**Objective:** Below is some material; set it all down exactly, apart from the pictures.

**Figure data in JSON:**
★ ★ ★ ★

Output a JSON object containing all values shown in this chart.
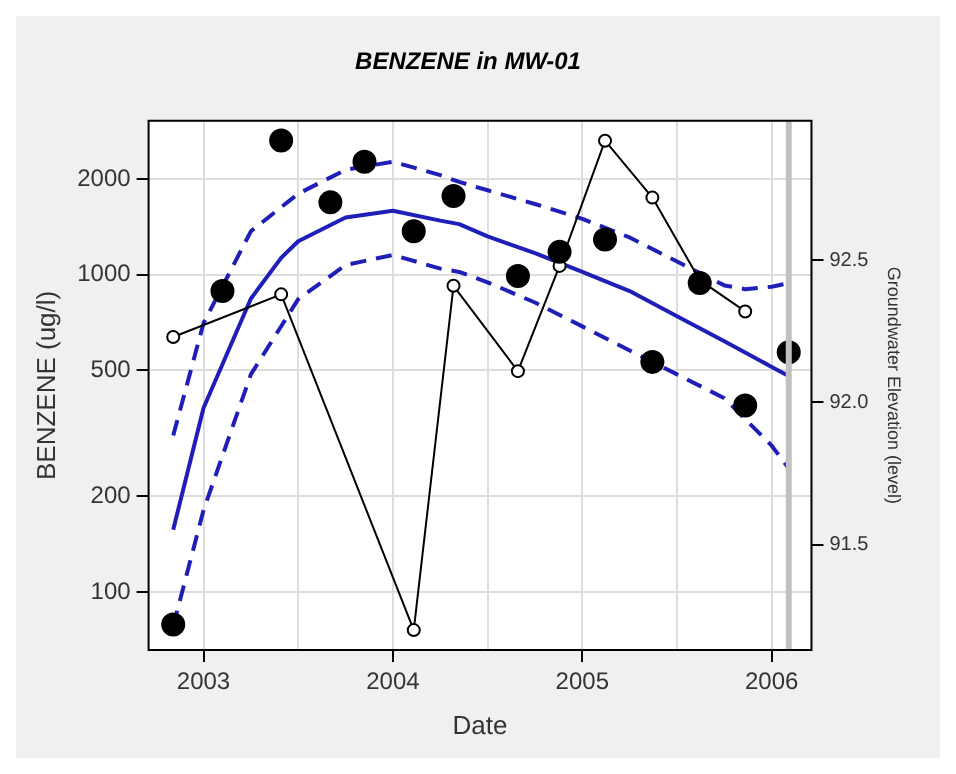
{
  "chart_data": {
    "type": "scatter",
    "title": "BENZENE in MW-01",
    "xlabel": "Date",
    "ylabel": "BENZENE (ug/l)",
    "y2label": "Groundwater Elevation (level)",
    "log": "y",
    "grid": true,
    "legend": false,
    "xlim": [
      2002.71,
      2006.21
    ],
    "xticks": [
      2003,
      {
        "value": 2003.5,
        "label": null
      },
      2004,
      {
        "value": 2004.5,
        "label": null
      },
      2005,
      {
        "value": 2005.5,
        "label": null
      },
      2006
    ],
    "ylim": [
      65.6,
      3055
    ],
    "yticks": [
      100,
      200,
      500,
      1000,
      2000
    ],
    "y2lim": [
      91.13,
      92.99
    ],
    "y2ticks": [
      {
        "value": 91.5,
        "label": "91.5"
      },
      {
        "value": 92.0,
        "label": "92.0"
      },
      {
        "value": 92.5,
        "label": "92.5"
      }
    ],
    "ref_lines": [
      {
        "axis": "x",
        "value": 2006.09,
        "label": null,
        "color": "#c0c0c0"
      }
    ],
    "series": [
      {
        "color": "#000000",
        "marker": "circle",
        "x": [
          2002.84,
          2003.1,
          2003.41,
          2003.67,
          2003.85,
          2004.11,
          2004.32,
          2004.66,
          2004.88,
          2005.12,
          2005.37,
          2005.62,
          2005.86,
          2006.09
        ],
        "values": [
          79,
          888,
          2650,
          1690,
          2270,
          1370,
          1770,
          990,
          1180,
          1290,
          531,
          942,
          387,
          569
        ]
      },
      {
        "type": "line",
        "axis": "y2",
        "color": "#000000",
        "marker": "circle",
        "line_style": "solid",
        "x": [
          2002.84,
          2003.41,
          2004.11,
          2004.32,
          2004.66,
          2004.88,
          2005.12,
          2005.37,
          2005.62,
          2005.86
        ],
        "values": [
          92.23,
          92.38,
          91.2,
          92.41,
          92.11,
          92.48,
          92.92,
          92.72,
          92.43,
          92.32
        ]
      },
      {
        "type": "line",
        "color": "#1f1fb8",
        "marker": "none",
        "line_style": "solid",
        "x": [
          2002.84,
          2003,
          2003.25,
          2003.41,
          2003.5,
          2003.75,
          2004,
          2004.25,
          2004.35,
          2004.5,
          2004.75,
          2005,
          2005.25,
          2005.5,
          2005.75,
          2006,
          2006.09
        ],
        "values": [
          157,
          380,
          840,
          1130,
          1275,
          1515,
          1590,
          1480,
          1443,
          1320,
          1170,
          1020,
          888,
          740,
          617,
          512,
          479
        ]
      },
      {
        "type": "line",
        "color": "#1f1fb8",
        "marker": "none",
        "line_style": "dashed",
        "x": [
          2002.84,
          2003,
          2003.25,
          2003.5,
          2003.75,
          2004,
          2004.25,
          2004.35,
          2004.5,
          2004.75,
          2005,
          2005.25,
          2005.5,
          2005.75,
          2005.86,
          2006,
          2006.09
        ],
        "values": [
          311,
          703,
          1370,
          1800,
          2140,
          2270,
          2060,
          1960,
          1845,
          1670,
          1500,
          1310,
          1100,
          925,
          900,
          916,
          940
        ]
      },
      {
        "type": "line",
        "color": "#1f1fb8",
        "marker": "none",
        "line_style": "dashed",
        "x": [
          2002.84,
          2003,
          2003.25,
          2003.5,
          2003.75,
          2004,
          2004.25,
          2004.35,
          2004.5,
          2004.75,
          2005,
          2005.25,
          2005.5,
          2005.75,
          2006,
          2006.09
        ],
        "values": [
          78,
          181,
          485,
          837,
          1072,
          1154,
          1045,
          1020,
          946,
          817,
          687,
          577,
          485,
          408,
          289,
          245
        ]
      }
    ]
  }
}
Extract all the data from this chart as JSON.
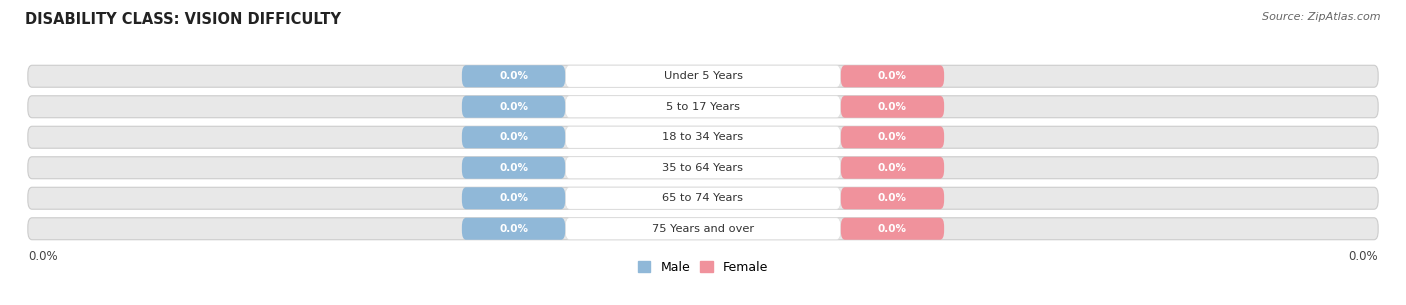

★ ★ ★ ★

**Answer for this exercise:**
Output a JSON object containing all values shown in this chart.
{
  "chart_data": {
    "type": "scatter",
    "title": "BENZENE in MW-01",
    "xlabel": "Date",
    "ylabel": "BENZENE (ug/l)",
    "y2label": "Groundwater Elevation (level)",
    "log": "y",
    "grid": true,
    "legend": false,
    "xlim": [
      2002.71,
      2006.21
    ],
    "xticks": [
      2003,
      {
        "value": 2003.5,
        "label": null
      },
      2004,
      {
        "value": 2004.5,
        "label": null
      },
      2005,
      {
        "value": 2005.5,
        "label": null
      },
      2006
    ],
    "ylim": [
      65.6,
      3055
    ],
    "yticks": [
      100,
      200,
      500,
      1000,
      2000
    ],
    "y2lim": [
      91.13,
      92.99
    ],
    "y2ticks": [
      {
        "value": 91.5,
        "label": "91.5"
      },
      {
        "value": 92.0,
        "label": "92.0"
      },
      {
        "value": 92.5,
        "label": "92.5"
      }
    ],
    "ref_lines": [
      {
        "axis": "x",
        "value": 2006.09,
        "label": null,
        "color": "#c0c0c0"
      }
    ],
    "series": [
      {
        "color": "#000000",
        "marker": "circle",
        "x": [
          2002.84,
          2003.1,
          2003.41,
          2003.67,
          2003.85,
          2004.11,
          2004.32,
          2004.66,
          2004.88,
          2005.12,
          2005.37,
          2005.62,
          2005.86,
          2006.09
        ],
        "values": [
          79,
          888,
          2650,
          1690,
          2270,
          1370,
          1770,
          990,
          1180,
          1290,
          531,
          942,
          387,
          569
        ]
      },
      {
        "type": "line",
        "axis": "y2",
        "color": "#000000",
        "marker": "circle",
        "line_style": "solid",
        "x": [
          2002.84,
          2003.41,
          2004.11,
          2004.32,
          2004.66,
          2004.88,
          2005.12,
          2005.37,
          2005.62,
          2005.86
        ],
        "values": [
          92.23,
          92.38,
          91.2,
          92.41,
          92.11,
          92.48,
          92.92,
          92.72,
          92.43,
          92.32
        ]
      },
      {
        "type": "line",
        "color": "#1f1fb8",
        "marker": "none",
        "line_style": "solid",
        "x": [
          2002.84,
          2003,
          2003.25,
          2003.41,
          2003.5,
          2003.75,
          2004,
          2004.25,
          2004.35,
          2004.5,
          2004.75,
          2005,
          2005.25,
          2005.5,
          2005.75,
          2006,
          2006.09
        ],
        "values": [
          157,
          380,
          840,
          1130,
          1275,
          1515,
          1590,
          1480,
          1443,
          1320,
          1170,
          1020,
          888,
          740,
          617,
          512,
          479
        ]
      },
      {
        "type": "line",
        "color": "#1f1fb8",
        "marker": "none",
        "line_style": "dashed",
        "x": [
          2002.84,
          2003,
          2003.25,
          2003.5,
          2003.75,
          2004,
          2004.25,
          2004.35,
          2004.5,
          2004.75,
          2005,
          2005.25,
          2005.5,
          2005.75,
          2005.86,
          2006,
          2006.09
        ],
        "values": [
          311,
          703,
          1370,
          1800,
          2140,
          2270,
          2060,
          1960,
          1845,
          1670,
          1500,
          1310,
          1100,
          925,
          900,
          916,
          940
        ]
      },
      {
        "type": "line",
        "color": "#1f1fb8",
        "marker": "none",
        "line_style": "dashed",
        "x": [
          2002.84,
          2003,
          2003.25,
          2003.5,
          2003.75,
          2004,
          2004.25,
          2004.35,
          2004.5,
          2004.75,
          2005,
          2005.25,
          2005.5,
          2005.75,
          2006,
          2006.09
        ],
        "values": [
          78,
          181,
          485,
          837,
          1072,
          1154,
          1045,
          1020,
          946,
          817,
          687,
          577,
          485,
          408,
          289,
          245
        ]
      }
    ]
  }
}
Extract all the data from this chart as JSON.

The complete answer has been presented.